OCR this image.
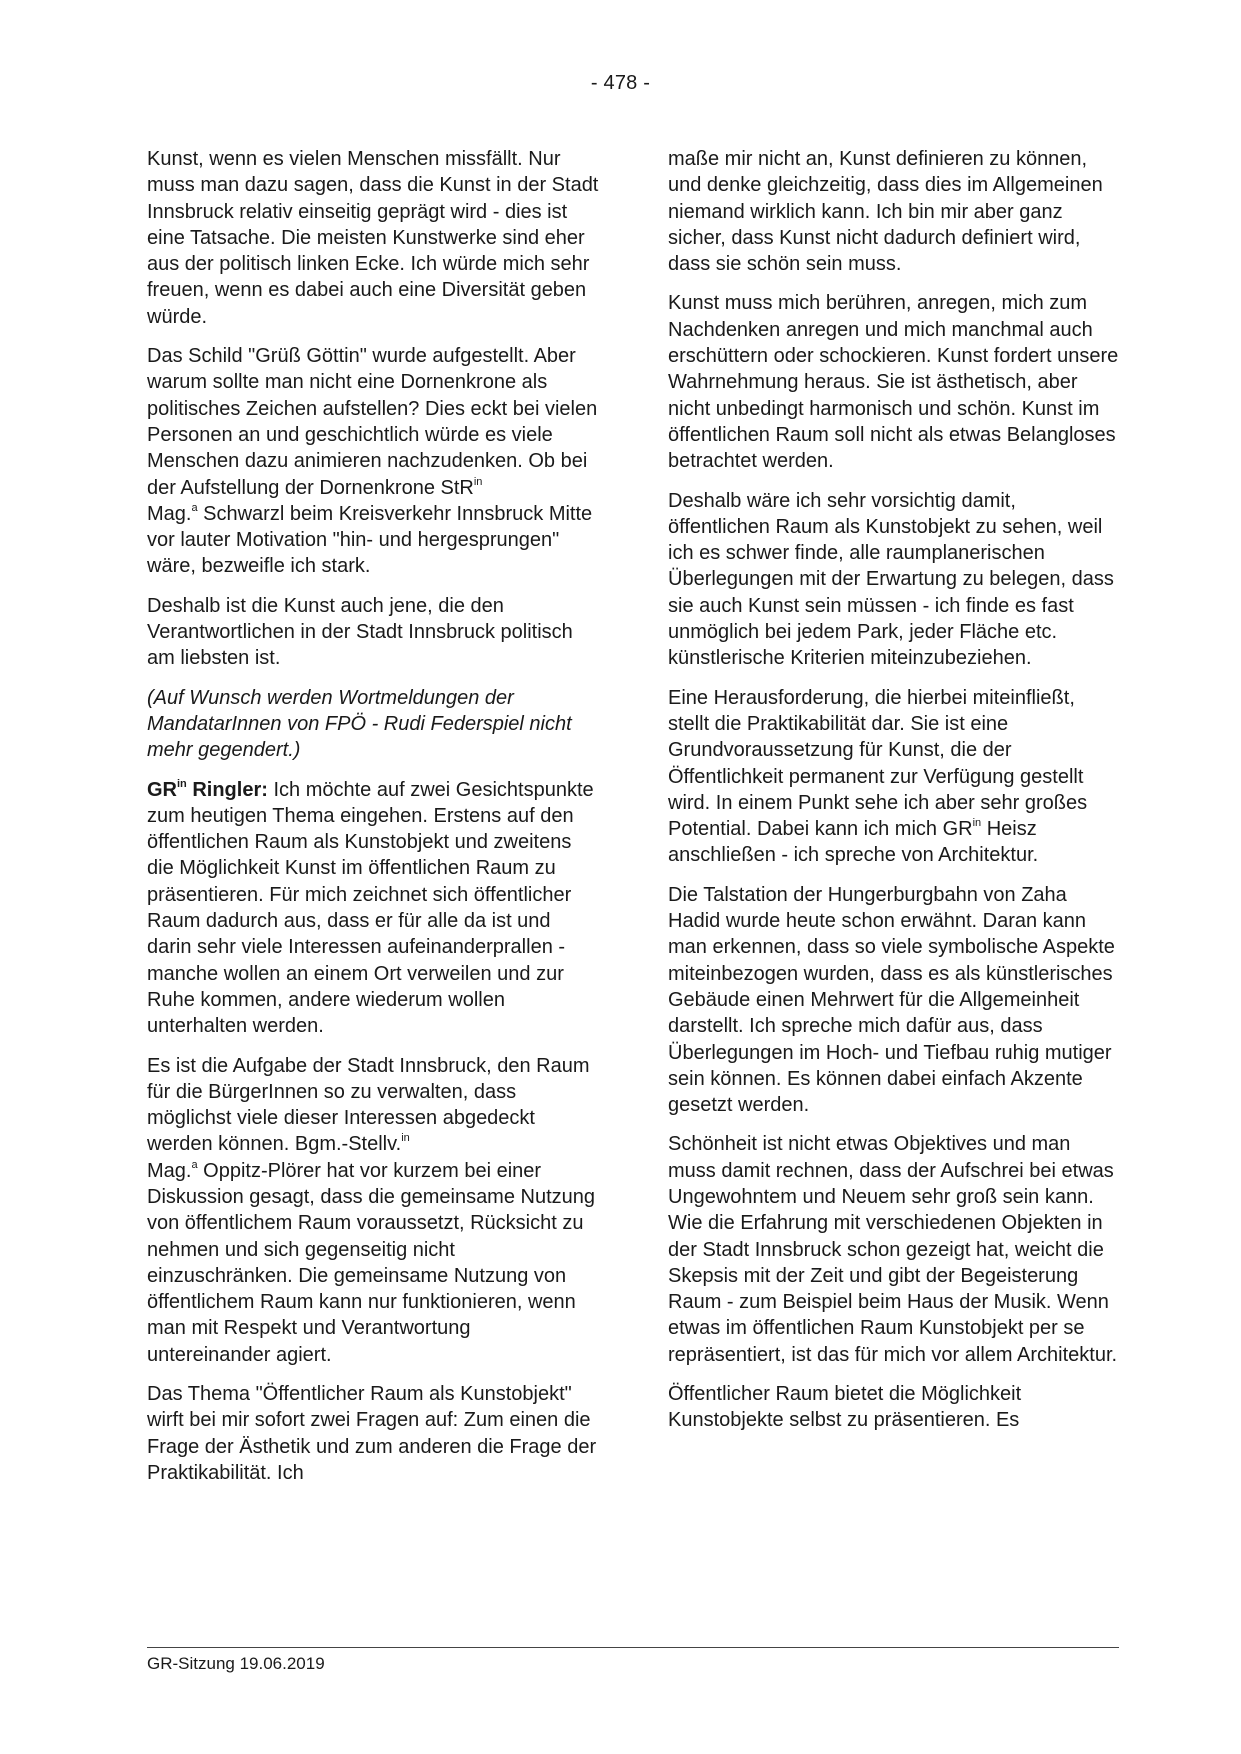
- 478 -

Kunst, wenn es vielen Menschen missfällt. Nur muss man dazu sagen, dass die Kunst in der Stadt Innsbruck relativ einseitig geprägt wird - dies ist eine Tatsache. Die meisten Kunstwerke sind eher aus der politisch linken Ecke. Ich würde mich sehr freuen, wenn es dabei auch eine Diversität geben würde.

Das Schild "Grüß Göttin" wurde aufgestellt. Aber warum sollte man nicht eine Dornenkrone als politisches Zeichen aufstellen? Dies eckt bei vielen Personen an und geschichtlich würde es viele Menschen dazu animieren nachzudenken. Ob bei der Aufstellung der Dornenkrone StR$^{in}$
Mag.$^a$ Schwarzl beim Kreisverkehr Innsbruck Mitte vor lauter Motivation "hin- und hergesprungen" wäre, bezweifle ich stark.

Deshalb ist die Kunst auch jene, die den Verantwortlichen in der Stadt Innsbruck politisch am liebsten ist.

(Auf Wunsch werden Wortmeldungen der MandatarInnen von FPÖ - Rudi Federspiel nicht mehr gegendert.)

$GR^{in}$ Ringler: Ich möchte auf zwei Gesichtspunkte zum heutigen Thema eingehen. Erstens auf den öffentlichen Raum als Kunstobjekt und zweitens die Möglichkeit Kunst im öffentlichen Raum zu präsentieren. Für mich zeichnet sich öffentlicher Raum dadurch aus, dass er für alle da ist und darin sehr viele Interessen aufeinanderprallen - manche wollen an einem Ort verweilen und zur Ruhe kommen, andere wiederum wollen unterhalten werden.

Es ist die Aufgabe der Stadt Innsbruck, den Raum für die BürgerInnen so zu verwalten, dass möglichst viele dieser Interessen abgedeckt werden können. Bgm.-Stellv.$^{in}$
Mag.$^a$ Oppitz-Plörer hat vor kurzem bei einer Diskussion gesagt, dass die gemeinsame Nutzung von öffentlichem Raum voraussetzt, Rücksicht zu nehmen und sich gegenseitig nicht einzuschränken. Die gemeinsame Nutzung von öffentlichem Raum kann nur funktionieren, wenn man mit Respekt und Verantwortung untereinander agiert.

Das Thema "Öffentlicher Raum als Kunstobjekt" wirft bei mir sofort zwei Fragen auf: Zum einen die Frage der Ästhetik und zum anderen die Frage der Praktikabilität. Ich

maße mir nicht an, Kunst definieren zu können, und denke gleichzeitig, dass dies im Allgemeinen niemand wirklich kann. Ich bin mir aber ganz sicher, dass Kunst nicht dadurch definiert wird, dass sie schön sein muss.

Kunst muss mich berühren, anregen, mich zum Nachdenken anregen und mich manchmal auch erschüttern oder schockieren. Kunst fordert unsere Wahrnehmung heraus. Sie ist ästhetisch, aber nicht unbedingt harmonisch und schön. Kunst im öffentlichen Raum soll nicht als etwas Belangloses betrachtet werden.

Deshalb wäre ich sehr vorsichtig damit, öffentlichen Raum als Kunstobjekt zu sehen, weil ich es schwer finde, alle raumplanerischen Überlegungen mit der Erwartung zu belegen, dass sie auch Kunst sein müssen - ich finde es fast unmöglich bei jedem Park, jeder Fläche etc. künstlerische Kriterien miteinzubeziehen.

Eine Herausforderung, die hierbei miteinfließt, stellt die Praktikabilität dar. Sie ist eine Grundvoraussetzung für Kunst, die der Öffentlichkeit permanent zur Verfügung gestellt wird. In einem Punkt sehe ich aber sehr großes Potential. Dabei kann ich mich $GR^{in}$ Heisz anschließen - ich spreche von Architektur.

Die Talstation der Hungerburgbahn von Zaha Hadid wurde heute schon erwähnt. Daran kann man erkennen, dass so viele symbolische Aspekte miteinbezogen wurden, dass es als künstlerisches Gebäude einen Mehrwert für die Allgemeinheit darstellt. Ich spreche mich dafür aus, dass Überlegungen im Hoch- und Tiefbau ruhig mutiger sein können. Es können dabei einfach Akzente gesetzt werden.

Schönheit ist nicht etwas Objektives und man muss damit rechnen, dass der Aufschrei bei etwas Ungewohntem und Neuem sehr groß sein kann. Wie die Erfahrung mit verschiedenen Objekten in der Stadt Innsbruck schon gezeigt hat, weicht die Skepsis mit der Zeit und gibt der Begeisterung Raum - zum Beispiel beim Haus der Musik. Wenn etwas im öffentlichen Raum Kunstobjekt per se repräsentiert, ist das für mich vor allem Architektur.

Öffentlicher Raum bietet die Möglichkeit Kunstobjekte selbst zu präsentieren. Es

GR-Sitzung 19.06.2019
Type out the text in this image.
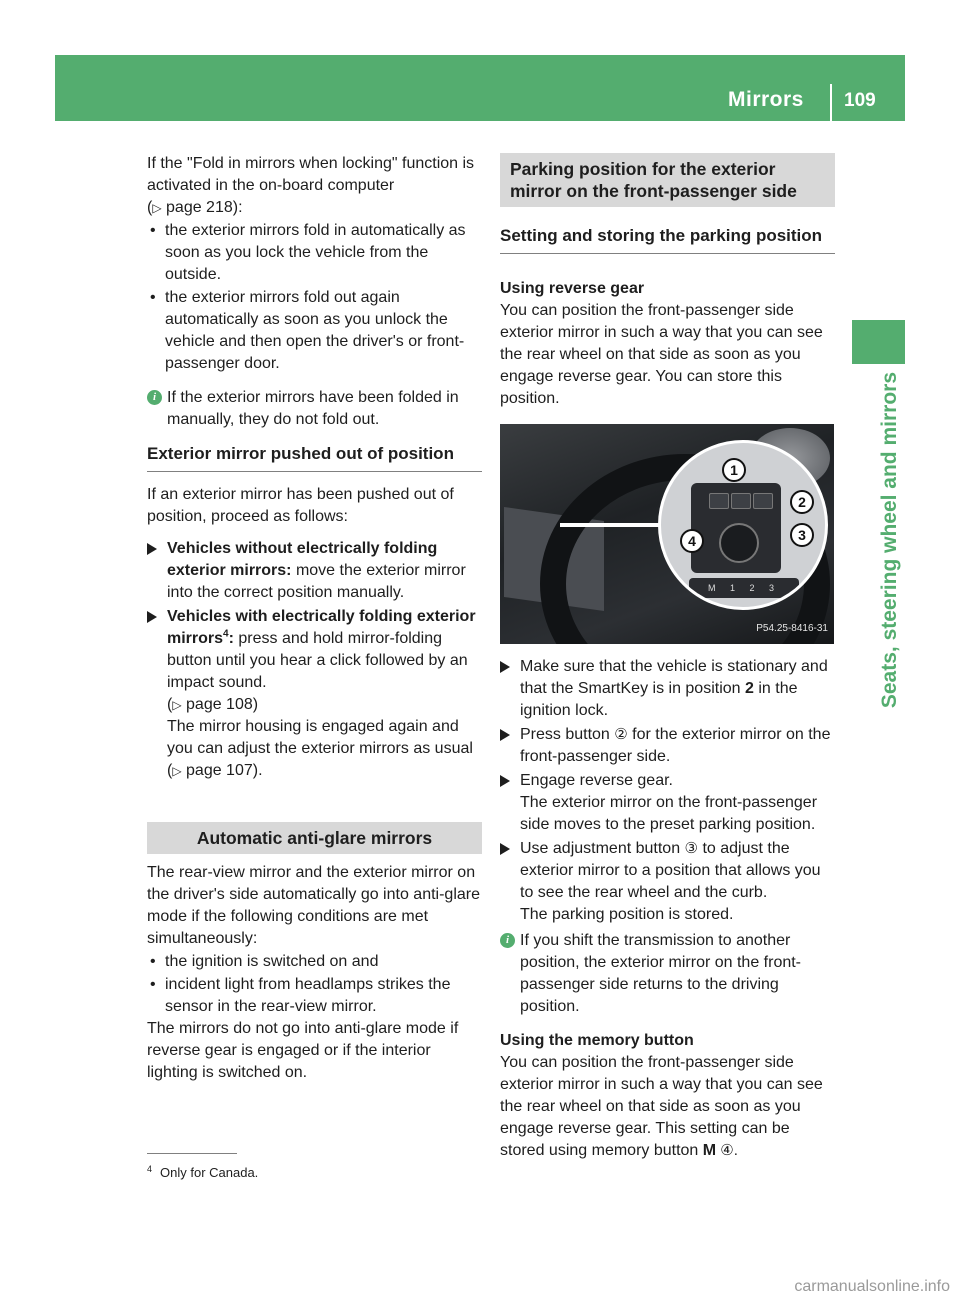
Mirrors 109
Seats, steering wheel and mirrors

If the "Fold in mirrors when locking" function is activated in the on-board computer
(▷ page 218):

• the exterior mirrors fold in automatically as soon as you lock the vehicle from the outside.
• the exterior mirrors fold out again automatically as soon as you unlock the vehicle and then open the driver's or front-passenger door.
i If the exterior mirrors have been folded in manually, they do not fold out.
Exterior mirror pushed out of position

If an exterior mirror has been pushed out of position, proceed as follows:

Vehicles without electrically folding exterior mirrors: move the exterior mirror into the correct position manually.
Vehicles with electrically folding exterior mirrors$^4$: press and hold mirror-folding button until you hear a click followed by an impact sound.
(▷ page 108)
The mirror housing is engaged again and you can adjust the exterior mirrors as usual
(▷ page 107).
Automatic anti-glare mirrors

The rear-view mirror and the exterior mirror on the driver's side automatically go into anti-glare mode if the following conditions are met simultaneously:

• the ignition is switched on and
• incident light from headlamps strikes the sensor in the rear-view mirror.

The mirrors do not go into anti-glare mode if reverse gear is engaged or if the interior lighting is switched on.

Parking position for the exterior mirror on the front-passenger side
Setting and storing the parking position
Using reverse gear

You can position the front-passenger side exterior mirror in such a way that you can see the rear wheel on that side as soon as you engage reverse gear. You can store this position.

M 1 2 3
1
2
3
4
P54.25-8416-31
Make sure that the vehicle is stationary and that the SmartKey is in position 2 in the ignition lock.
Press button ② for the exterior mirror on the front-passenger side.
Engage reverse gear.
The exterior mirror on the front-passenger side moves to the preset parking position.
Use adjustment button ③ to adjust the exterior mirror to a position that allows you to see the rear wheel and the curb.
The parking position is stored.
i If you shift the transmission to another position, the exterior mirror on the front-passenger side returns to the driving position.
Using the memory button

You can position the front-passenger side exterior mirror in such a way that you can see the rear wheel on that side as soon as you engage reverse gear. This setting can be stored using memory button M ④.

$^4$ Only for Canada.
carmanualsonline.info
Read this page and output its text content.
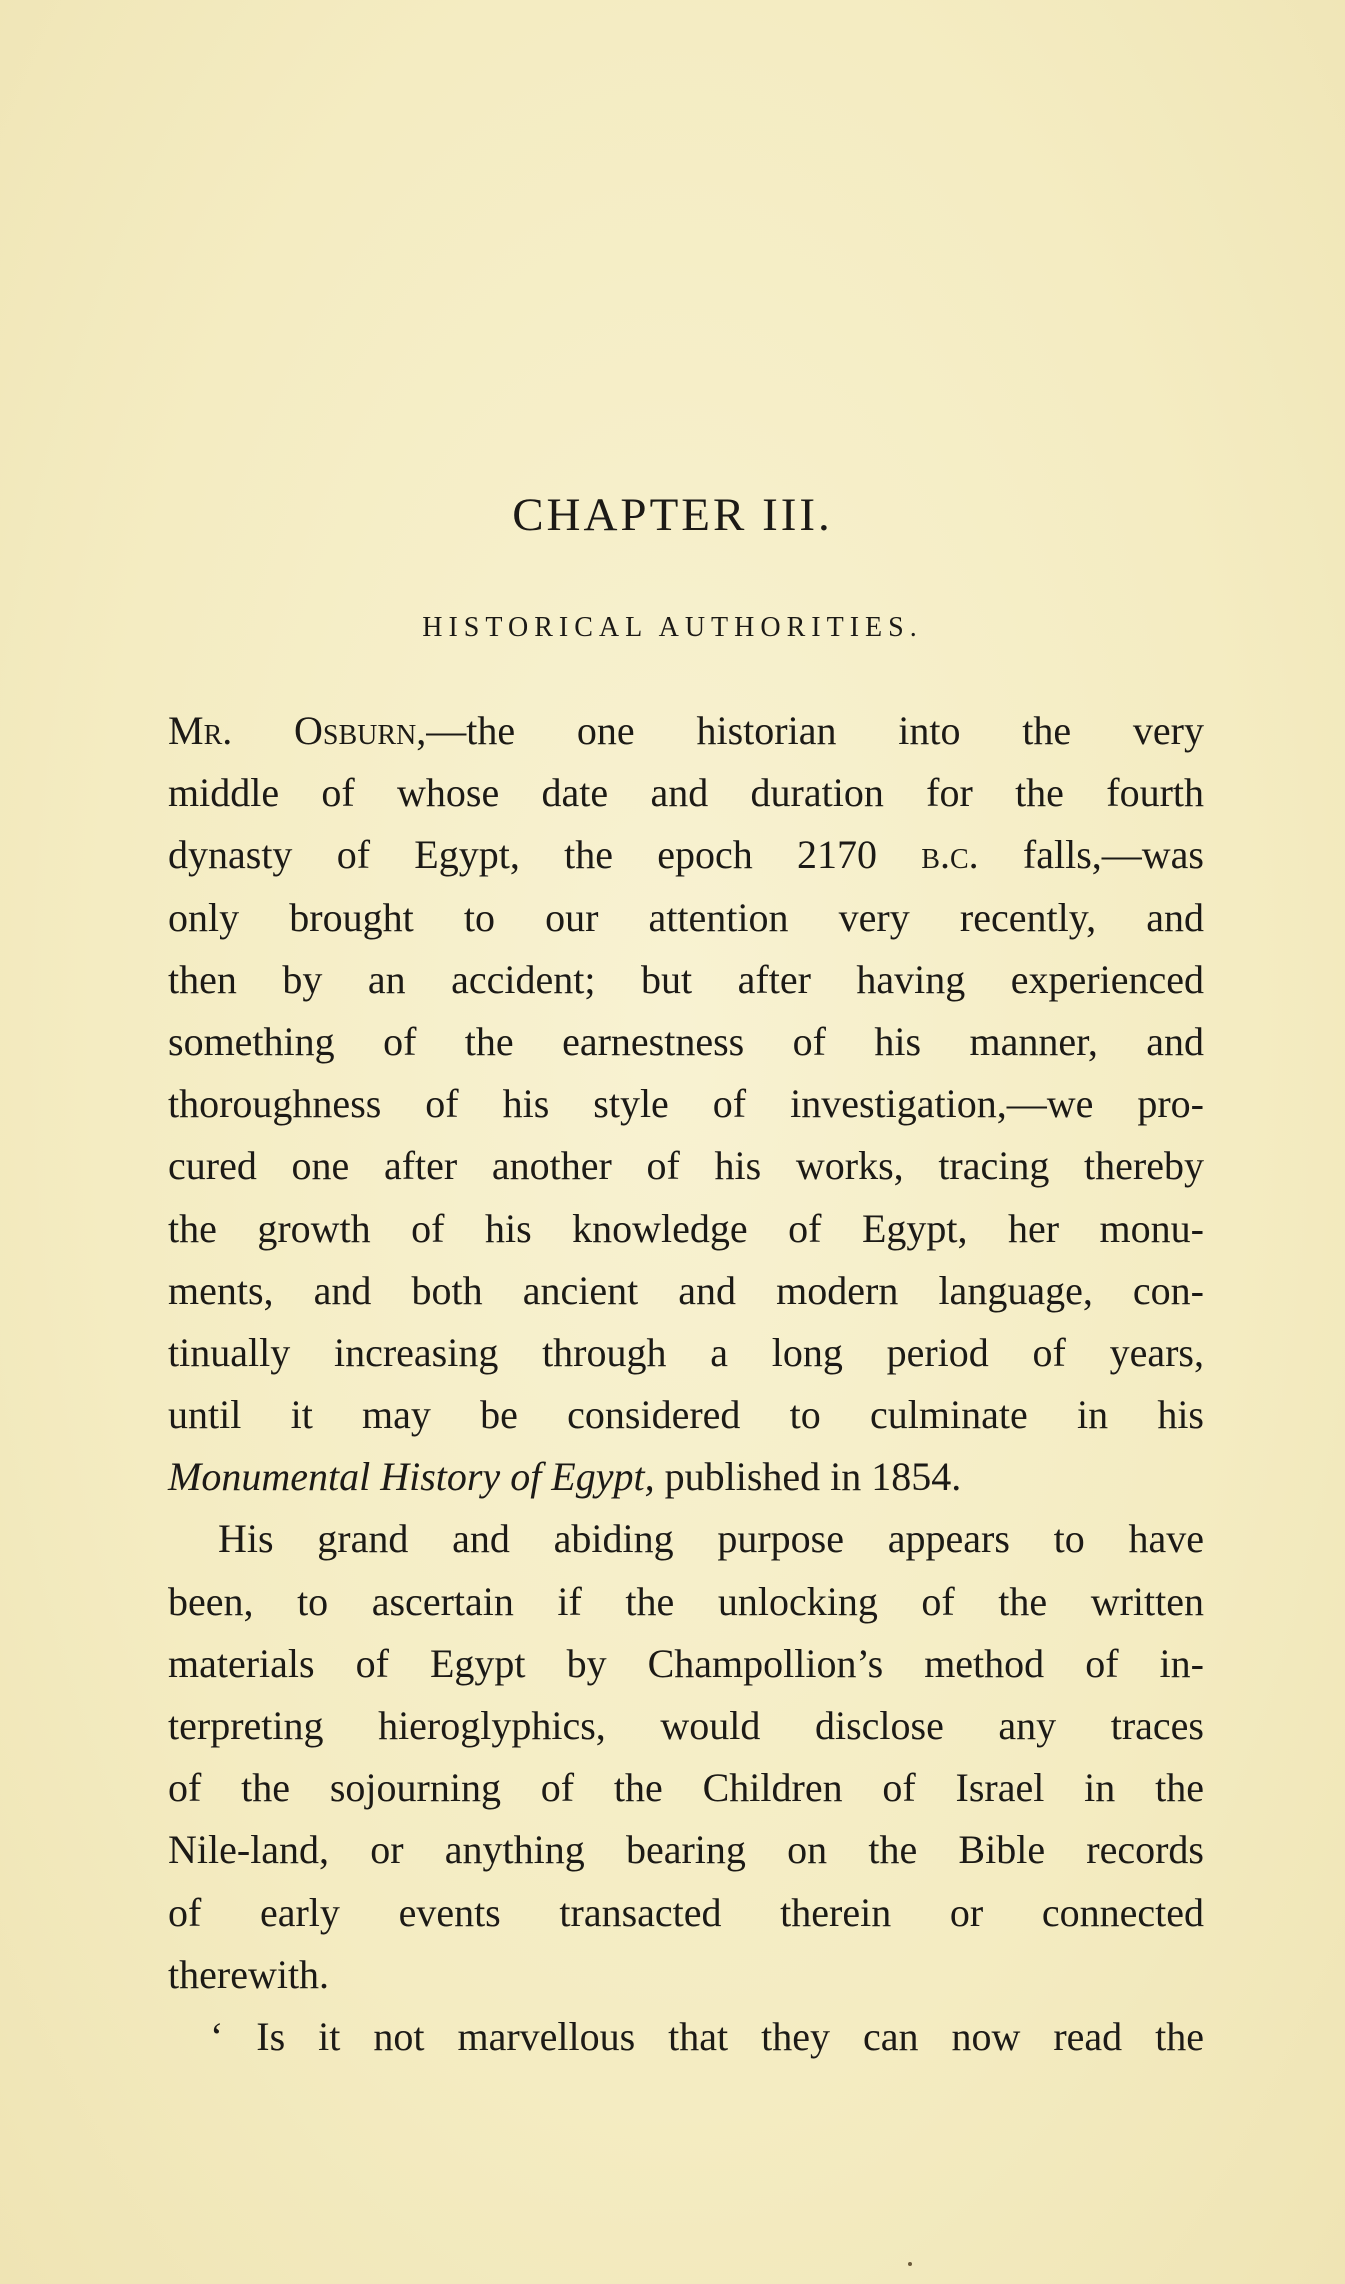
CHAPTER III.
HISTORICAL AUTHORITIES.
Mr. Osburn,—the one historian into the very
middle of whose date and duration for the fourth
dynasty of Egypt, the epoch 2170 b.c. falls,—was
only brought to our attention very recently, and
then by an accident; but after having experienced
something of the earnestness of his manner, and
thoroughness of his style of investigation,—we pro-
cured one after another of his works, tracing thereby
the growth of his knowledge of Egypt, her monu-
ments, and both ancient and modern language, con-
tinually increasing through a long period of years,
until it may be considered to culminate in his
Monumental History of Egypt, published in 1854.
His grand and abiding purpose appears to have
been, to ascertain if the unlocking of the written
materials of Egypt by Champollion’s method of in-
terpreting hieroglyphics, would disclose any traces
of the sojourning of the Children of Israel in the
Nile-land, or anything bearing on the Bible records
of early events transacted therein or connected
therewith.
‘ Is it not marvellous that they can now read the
◆ ◆ ◆ ◆ ◆
#### WHAT THE TASK REQUIRES
Quote exactly, and only, the lines from the one containing "Read this page and output its text content." through the last line of the records above, both included; leave out any pictures.

#### ANSWER TO THIS PROBLEM
Read this page and output its text content.
CHAPTER III.
HISTORICAL AUTHORITIES.
Mr. Osburn,—the one historian into the very
middle of whose date and duration for the fourth
dynasty of Egypt, the epoch 2170 b.c. falls,—was
only brought to our attention very recently, and
then by an accident; but after having experienced
something of the earnestness of his manner, and
thoroughness of his style of investigation,—we pro-
cured one after another of his works, tracing thereby
the growth of his knowledge of Egypt, her monu-
ments, and both ancient and modern language, con-
tinually increasing through a long period of years,
until it may be considered to culminate in his
Monumental History of Egypt, published in 1854.
His grand and abiding purpose appears to have
been, to ascertain if the unlocking of the written
materials of Egypt by Champollion’s method of in-
terpreting hieroglyphics, would disclose any traces
of the sojourning of the Children of Israel in the
Nile-land, or anything bearing on the Bible records
of early events transacted therein or connected
therewith.
‘ Is it not marvellous that they can now read the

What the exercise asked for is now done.